A line counts if it contains the string "percentage"; say how many such lines there are, giving only the number.

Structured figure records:
○ ○ ○ ○ ○ ○ ○

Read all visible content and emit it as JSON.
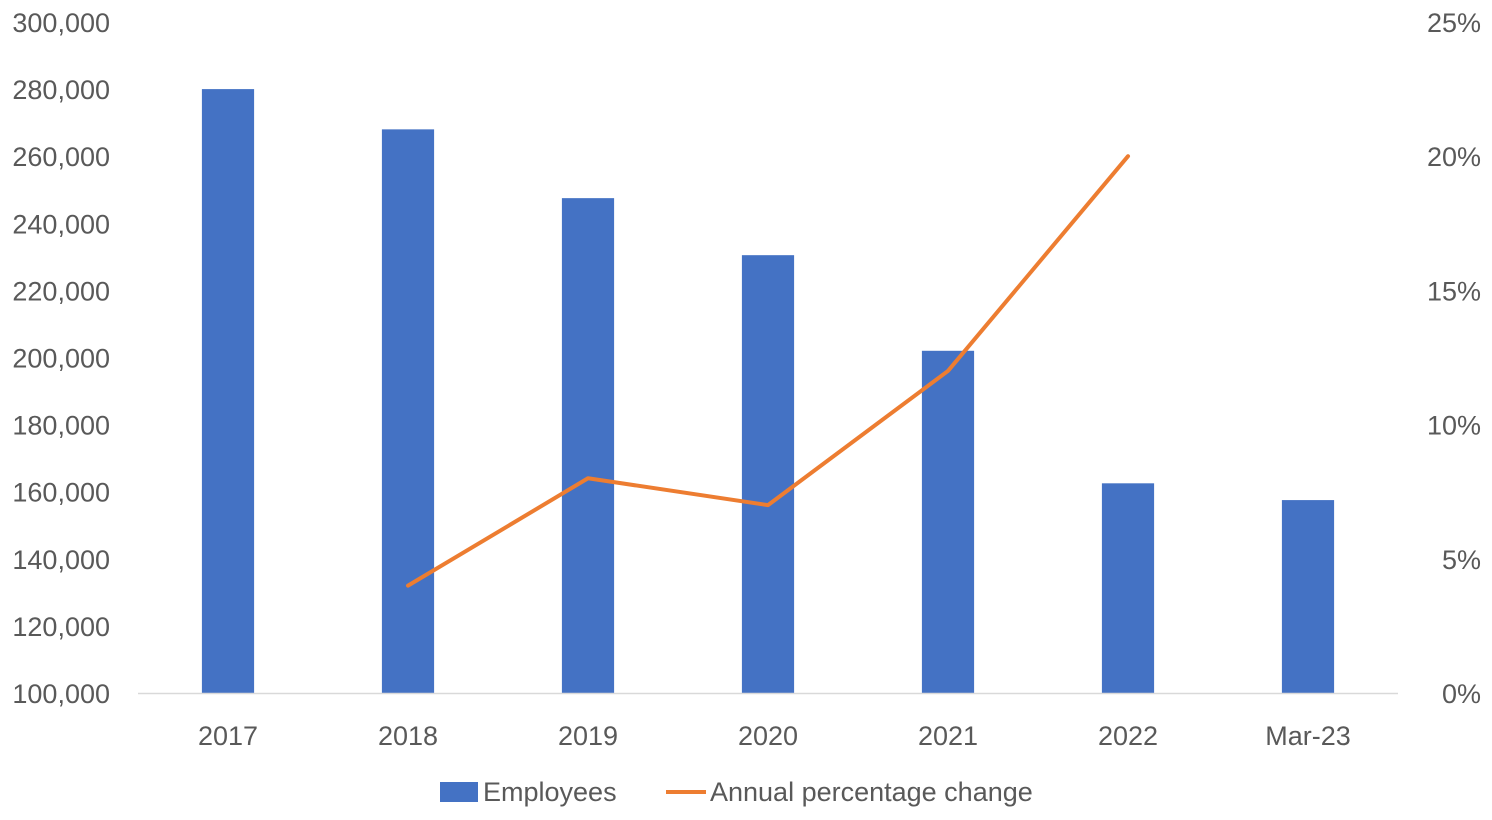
{
  "chart_data": {
    "type": "bar",
    "categories": [
      "2017",
      "2018",
      "2019",
      "2020",
      "2021",
      "2022",
      "Mar-23"
    ],
    "series": [
      {
        "name": "Employees",
        "type": "bar",
        "axis": "left",
        "color": "#4472C4",
        "values": [
          280000,
          268000,
          247500,
          230500,
          202000,
          162500,
          157500
        ]
      },
      {
        "name": "Annual percentage change",
        "type": "line",
        "axis": "right",
        "color": "#ED7D31",
        "values": [
          null,
          4,
          8,
          7,
          12,
          20,
          null
        ]
      }
    ],
    "y_left": {
      "min": 100000,
      "max": 300000,
      "ticks": [
        100000,
        120000,
        140000,
        160000,
        180000,
        200000,
        220000,
        240000,
        260000,
        280000,
        300000
      ],
      "tick_labels": [
        "100,000",
        "120,000",
        "140,000",
        "160,000",
        "180,000",
        "200,000",
        "220,000",
        "240,000",
        "260,000",
        "280,000",
        "300,000"
      ]
    },
    "y_right": {
      "min": 0,
      "max": 25,
      "ticks": [
        0,
        5,
        10,
        15,
        20,
        25
      ],
      "tick_labels": [
        "0%",
        "5%",
        "10%",
        "15%",
        "20%",
        "25%"
      ]
    },
    "grid": false,
    "legend": {
      "position": "bottom",
      "entries": [
        "Employees",
        "Annual percentage change"
      ]
    },
    "title": "",
    "xlabel": "",
    "ylabel": ""
  }
}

○ ○ ○ ○ ○ ○ ○

■ **Response**:
2